**Exercise:** Filter these entries so that only lines with the word "marker" remain.

··· Data provided ···

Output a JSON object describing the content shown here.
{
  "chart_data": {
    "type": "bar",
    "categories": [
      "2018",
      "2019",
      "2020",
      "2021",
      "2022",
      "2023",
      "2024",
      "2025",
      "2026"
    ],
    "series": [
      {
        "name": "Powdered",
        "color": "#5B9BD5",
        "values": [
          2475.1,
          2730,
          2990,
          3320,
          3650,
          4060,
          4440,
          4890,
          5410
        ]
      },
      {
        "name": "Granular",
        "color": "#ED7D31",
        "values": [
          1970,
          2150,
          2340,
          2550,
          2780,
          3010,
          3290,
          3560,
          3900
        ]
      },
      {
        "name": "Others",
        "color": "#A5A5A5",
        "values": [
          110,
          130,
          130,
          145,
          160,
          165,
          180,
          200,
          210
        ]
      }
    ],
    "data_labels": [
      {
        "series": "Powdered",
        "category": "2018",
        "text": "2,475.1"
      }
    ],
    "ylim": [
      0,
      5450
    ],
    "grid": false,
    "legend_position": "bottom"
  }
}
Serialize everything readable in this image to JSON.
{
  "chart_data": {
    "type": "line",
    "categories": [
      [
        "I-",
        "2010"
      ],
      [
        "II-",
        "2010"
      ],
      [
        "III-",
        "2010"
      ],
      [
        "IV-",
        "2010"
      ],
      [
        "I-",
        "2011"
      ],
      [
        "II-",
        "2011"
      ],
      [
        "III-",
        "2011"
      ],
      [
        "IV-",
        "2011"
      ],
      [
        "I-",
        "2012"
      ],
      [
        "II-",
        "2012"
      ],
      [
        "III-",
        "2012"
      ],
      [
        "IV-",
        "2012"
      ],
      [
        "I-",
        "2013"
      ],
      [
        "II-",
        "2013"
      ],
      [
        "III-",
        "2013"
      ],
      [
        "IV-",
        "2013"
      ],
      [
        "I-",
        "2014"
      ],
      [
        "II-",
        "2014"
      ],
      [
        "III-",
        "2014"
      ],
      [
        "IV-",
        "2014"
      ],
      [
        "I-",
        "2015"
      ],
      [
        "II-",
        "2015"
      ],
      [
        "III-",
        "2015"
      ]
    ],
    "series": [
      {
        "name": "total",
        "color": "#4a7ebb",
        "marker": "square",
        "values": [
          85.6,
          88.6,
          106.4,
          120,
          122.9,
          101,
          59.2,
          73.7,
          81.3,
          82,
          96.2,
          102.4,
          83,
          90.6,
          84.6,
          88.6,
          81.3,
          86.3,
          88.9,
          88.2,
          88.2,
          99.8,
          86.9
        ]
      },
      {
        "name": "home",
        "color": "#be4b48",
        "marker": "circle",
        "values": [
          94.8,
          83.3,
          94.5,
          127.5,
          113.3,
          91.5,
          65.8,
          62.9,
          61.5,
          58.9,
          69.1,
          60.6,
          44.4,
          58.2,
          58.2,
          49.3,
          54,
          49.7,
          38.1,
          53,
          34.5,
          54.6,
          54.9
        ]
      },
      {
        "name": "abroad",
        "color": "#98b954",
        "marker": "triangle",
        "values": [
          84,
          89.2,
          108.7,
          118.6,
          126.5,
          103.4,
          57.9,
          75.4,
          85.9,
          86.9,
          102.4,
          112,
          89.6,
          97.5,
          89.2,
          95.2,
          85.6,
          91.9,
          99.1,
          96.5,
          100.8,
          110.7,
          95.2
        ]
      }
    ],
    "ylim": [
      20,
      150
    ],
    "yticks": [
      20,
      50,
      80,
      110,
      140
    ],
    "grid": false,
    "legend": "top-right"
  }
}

···
··· Data provided ···

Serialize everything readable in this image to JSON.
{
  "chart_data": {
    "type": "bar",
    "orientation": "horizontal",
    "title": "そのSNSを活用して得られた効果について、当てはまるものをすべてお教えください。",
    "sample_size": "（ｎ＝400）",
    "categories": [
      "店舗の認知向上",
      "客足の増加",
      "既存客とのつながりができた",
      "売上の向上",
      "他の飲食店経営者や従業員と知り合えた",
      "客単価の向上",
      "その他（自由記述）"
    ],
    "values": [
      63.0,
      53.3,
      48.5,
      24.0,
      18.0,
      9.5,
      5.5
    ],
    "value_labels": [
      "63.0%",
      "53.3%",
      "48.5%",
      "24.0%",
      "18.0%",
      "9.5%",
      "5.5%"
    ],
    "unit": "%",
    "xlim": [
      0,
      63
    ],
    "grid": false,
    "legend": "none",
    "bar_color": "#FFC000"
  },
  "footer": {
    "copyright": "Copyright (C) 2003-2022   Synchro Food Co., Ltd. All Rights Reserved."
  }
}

···
··· Data provided ···

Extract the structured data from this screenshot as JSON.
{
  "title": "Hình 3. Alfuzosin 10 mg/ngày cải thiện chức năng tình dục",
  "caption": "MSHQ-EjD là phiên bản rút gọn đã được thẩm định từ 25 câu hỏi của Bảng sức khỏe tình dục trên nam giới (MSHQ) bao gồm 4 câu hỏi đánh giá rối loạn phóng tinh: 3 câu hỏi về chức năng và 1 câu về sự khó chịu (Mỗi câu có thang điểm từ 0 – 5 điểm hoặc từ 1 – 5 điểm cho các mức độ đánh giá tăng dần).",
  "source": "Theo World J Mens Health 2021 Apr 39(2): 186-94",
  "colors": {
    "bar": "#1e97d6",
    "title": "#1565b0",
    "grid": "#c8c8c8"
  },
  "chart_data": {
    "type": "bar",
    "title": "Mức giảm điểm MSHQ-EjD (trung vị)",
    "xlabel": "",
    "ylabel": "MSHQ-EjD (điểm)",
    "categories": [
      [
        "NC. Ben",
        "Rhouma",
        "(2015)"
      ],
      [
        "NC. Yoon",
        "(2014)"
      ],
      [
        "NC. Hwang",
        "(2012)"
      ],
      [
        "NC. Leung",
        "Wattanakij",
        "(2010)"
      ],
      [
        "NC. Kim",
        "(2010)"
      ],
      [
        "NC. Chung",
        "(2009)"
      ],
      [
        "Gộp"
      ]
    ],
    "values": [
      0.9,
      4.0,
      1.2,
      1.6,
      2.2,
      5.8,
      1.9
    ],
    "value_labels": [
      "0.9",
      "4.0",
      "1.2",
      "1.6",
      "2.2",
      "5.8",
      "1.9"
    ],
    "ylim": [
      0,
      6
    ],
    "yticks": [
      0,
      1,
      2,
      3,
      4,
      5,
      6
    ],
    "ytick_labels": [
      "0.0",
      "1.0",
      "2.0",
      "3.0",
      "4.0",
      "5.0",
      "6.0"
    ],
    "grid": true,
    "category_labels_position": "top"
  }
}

···

**Solution for this exercise:**
        "marker": "square",
        "marker": "circle",
        "marker": "triangle",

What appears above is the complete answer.